» **文本部分**
设节点个数大于 $sqrt n$ 的颜色为关键颜色,那么可以证明关键颜色最多有 $sqrt n$ 个.
对于每个关键颜色,暴力预处理出该颜色到查询中另一个颜色的距离和.
对于不是关键颜色的询问,直接建立虚树进行统计即可.
由于不是关键颜色,节点数最多为 $sqrt n$ ,那么时间复杂度是 $O(2 imes nsqrt n)$.
总时间复杂度为 $O(nsqrt n)$,这个就叫做根号分治.
#include <cstdio>
#include <algorithm>
#include <vector>
#include <cmath>
#include <map>
#define N 100003
#define ll long long
#define setIO(s) freopen(s".in", "r" , stdin) , freopen(s".out", "w" , stdout)
using namespace std;
namespace IO
{
char *p1,*p2,buf[100000];
#define nc() (p1==p2&&(p2=(p1=buf)+fread(buf,1,100000,stdin),p1==p2)?EOF:*p1++)
int readint() {int x=0; char c=nc(); while(c<48) c=nc(); while(c>47) x=(((x<<2)+x)<<1)+(c^48),c=nc(); return x;}
ll readll() {ll x=0; char c=nc(); while(c<48) c=nc(); while(c>47) x=(((x<<2)+x)<<1)+(c^48),c=nc(); return x;}
};
vector <int> G[N], ty[N], node;
int n , edges, tim, toop;
ll dis[N], depth[N];
int col[N], tax[N], id[N], A[N], size[N], S[N];
int hd[N], nex[N << 1], to[N << 1], top[N], dfn[N], fa[N], dep[N], son[N], siz[N];
ll val[N << 1];
bool cmp(int a, int b)

» **练习要求**
把上面讲根号分治的这段文字从头到尾一字不改地照抄一遍。 下面的记录是另外的材料,与上文无关。

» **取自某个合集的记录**
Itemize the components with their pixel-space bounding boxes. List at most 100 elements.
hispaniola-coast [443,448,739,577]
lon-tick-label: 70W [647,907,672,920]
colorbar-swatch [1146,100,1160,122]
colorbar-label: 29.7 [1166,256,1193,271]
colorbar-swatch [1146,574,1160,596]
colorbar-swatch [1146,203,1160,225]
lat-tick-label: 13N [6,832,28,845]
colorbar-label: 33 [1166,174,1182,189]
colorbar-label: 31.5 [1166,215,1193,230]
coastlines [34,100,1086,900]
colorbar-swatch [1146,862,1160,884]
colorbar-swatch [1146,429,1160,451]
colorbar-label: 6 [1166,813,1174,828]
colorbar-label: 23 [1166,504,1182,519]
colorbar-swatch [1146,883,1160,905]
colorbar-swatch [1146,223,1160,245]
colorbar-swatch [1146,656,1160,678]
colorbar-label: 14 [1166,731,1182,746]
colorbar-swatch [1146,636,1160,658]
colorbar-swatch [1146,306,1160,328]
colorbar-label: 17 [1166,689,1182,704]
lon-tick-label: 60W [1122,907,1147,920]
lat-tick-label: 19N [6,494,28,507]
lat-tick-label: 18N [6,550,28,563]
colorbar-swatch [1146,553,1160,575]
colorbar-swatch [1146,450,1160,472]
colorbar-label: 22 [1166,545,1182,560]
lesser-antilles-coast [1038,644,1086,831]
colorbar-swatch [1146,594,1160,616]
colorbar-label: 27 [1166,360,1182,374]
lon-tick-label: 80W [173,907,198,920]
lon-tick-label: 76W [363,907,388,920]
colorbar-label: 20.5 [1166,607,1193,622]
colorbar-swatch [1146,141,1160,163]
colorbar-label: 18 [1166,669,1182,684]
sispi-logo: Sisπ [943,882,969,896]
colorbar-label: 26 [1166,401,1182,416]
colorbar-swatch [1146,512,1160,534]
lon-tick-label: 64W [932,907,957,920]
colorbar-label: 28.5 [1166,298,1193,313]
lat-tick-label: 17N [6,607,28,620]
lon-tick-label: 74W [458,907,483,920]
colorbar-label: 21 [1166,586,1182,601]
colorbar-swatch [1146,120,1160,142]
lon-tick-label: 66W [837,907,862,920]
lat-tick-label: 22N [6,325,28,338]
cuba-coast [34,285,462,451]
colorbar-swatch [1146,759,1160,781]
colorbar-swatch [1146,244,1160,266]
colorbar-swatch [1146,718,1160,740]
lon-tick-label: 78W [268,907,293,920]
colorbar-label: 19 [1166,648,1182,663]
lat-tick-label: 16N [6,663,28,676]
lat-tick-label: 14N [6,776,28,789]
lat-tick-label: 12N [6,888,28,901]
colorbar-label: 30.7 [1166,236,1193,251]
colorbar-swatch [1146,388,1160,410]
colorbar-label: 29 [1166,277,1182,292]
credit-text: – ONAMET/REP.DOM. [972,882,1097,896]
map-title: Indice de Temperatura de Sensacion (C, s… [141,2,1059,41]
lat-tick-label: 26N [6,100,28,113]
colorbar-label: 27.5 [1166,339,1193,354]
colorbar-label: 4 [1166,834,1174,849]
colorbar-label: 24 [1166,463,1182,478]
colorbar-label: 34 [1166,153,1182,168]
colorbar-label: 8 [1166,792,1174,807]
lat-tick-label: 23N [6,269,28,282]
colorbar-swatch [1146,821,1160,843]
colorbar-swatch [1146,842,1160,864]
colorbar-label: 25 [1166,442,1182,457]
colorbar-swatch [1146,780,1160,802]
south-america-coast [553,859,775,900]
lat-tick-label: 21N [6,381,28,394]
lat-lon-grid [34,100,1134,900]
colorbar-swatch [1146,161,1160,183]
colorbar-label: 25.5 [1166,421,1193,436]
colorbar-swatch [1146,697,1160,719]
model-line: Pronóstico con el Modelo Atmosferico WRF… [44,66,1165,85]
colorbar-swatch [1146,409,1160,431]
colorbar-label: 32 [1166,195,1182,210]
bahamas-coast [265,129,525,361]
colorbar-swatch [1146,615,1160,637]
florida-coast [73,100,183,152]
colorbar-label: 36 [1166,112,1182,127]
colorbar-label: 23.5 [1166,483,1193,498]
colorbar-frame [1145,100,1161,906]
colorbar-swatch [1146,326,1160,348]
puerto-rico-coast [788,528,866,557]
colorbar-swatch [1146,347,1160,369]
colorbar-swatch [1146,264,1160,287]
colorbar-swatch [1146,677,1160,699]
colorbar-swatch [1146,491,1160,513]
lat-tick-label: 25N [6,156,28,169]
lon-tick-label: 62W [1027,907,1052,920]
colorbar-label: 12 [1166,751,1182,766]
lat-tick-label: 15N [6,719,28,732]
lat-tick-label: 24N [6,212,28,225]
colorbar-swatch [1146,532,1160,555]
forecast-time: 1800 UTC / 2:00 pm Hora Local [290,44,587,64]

» **完成答案**
设节点个数大于 $sqrt n$ 的颜色为关键颜色,那么可以证明关键颜色最多有 $sqrt n$ 个.
对于每个关键颜色,暴力预处理出该颜色到查询中另一个颜色的距离和.
对于不是关键颜色的询问,直接建立虚树进行统计即可.
由于不是关键颜色,节点数最多为 $sqrt n$ ,那么时间复杂度是 $O(2 imes nsqrt n)$.
总时间复杂度为 $O(nsqrt n)$,这个就叫做根号分治.
#include <cstdio>
#include <algorithm>
#include <vector>
#include <cmath>
#include <map>
#define N 100003
#define ll long long
#define setIO(s) freopen(s".in", "r" , stdin) , freopen(s".out", "w" , stdout)
using namespace std;
namespace IO
{
char *p1,*p2,buf[100000];
#define nc() (p1==p2&&(p2=(p1=buf)+fread(buf,1,100000,stdin),p1==p2)?EOF:*p1++)
int readint() {int x=0; char c=nc(); while(c<48) c=nc(); while(c>47) x=(((x<<2)+x)<<1)+(c^48),c=nc(); return x;}
ll readll() {ll x=0; char c=nc(); while(c<48) c=nc(); while(c>47) x=(((x<<2)+x)<<1)+(c^48),c=nc(); return x;}
};
vector <int> G[N], ty[N], node;
int n , edges, tim, toop;
ll dis[N], depth[N];
int col[N], tax[N], id[N], A[N], size[N], S[N];
int hd[N], nex[N << 1], to[N << 1], top[N], dfn[N], fa[N], dep[N], son[N], siz[N];
ll val[N << 1];
bool cmp(int a, int b)